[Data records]
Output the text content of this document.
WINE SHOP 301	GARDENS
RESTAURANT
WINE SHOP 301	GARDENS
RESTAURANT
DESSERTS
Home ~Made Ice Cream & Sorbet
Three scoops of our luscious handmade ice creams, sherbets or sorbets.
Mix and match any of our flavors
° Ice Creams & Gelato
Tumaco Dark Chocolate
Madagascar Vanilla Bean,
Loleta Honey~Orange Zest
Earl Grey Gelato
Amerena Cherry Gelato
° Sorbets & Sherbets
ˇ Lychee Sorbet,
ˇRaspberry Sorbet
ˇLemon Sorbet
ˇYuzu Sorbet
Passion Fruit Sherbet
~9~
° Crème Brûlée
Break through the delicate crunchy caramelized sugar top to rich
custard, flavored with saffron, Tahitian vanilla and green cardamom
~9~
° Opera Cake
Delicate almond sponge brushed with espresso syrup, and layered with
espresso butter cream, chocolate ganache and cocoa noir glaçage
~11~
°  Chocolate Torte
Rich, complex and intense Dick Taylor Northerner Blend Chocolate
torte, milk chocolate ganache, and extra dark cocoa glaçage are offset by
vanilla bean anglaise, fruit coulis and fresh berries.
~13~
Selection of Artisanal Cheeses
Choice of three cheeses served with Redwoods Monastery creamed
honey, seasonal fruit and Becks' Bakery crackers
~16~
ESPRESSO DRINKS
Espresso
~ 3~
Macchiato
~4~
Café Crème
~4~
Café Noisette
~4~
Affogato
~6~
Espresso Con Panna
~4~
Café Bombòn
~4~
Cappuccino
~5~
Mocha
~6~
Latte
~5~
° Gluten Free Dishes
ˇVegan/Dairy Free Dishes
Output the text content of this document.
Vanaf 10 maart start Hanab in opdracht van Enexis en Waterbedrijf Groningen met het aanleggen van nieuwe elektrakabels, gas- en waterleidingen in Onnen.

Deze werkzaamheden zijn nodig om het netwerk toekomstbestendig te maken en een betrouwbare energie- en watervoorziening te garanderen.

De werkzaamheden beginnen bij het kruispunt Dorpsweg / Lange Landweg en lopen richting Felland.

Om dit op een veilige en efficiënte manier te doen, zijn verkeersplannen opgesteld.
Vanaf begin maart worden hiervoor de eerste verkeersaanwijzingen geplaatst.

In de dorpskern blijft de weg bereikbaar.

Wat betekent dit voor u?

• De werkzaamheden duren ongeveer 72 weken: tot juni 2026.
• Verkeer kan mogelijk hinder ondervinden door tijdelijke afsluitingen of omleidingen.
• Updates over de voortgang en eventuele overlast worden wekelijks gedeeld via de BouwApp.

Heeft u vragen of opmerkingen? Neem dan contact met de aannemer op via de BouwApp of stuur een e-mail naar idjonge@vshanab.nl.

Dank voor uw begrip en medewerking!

GIVEN PROBLEM:
Restate each entry exactly, skipping none.

COMPLETED EXERCISE:
Output the text content of this document.
WINE SHOP 301	GARDENS
RESTAURANT
WINE SHOP 301	GARDENS
RESTAURANT
DESSERTS
Home ~Made Ice Cream & Sorbet
Three scoops of our luscious handmade ice creams, sherbets or sorbets.
Mix and match any of our flavors
° Ice Creams & Gelato
Tumaco Dark Chocolate
Madagascar Vanilla Bean,
Loleta Honey~Orange Zest
Earl Grey Gelato
Amerena Cherry Gelato
° Sorbets & Sherbets
ˇ Lychee Sorbet,
ˇRaspberry Sorbet
ˇLemon Sorbet
ˇYuzu Sorbet
Passion Fruit Sherbet
~9~
° Crème Brûlée
Break through the delicate crunchy caramelized sugar top to rich
custard, flavored with saffron, Tahitian vanilla and green cardamom
~9~
° Opera Cake
Delicate almond sponge brushed with espresso syrup, and layered with
espresso butter cream, chocolate ganache and cocoa noir glaçage
~11~
°  Chocolate Torte
Rich, complex and intense Dick Taylor Northerner Blend Chocolate
torte, milk chocolate ganache, and extra dark cocoa glaçage are offset by
vanilla bean anglaise, fruit coulis and fresh berries.
~13~
Selection of Artisanal Cheeses
Choice of three cheeses served with Redwoods Monastery creamed
honey, seasonal fruit and Becks' Bakery crackers
~16~
ESPRESSO DRINKS
Espresso
~ 3~
Macchiato
~4~
Café Crème
~4~
Café Noisette
~4~
Affogato
~6~
Espresso Con Panna
~4~
Café Bombòn
~4~
Cappuccino
~5~
Mocha
~6~
Latte
~5~
° Gluten Free Dishes
ˇVegan/Dairy Free Dishes
Output the text content of this document.
Vanaf 10 maart start Hanab in opdracht van Enexis en Waterbedrijf Groningen met het aanleggen van nieuwe elektrakabels, gas- en waterleidingen in Onnen.

Deze werkzaamheden zijn nodig om het netwerk toekomstbestendig te maken en een betrouwbare energie- en watervoorziening te garanderen.

De werkzaamheden beginnen bij het kruispunt Dorpsweg / Lange Landweg en lopen richting Felland.

Om dit op een veilige en efficiënte manier te doen, zijn verkeersplannen opgesteld.
Vanaf begin maart worden hiervoor de eerste verkeersaanwijzingen geplaatst.

In de dorpskern blijft de weg bereikbaar.

Wat betekent dit voor u?

• De werkzaamheden duren ongeveer 72 weken: tot juni 2026.
• Verkeer kan mogelijk hinder ondervinden door tijdelijke afsluitingen of omleidingen.
• Updates over de voortgang en eventuele overlast worden wekelijks gedeeld via de BouwApp.

Heeft u vragen of opmerkingen? Neem dan contact met de aannemer op via de BouwApp of stuur een e-mail naar idjonge@vshanab.nl.

Dank voor uw begrip en medewerking!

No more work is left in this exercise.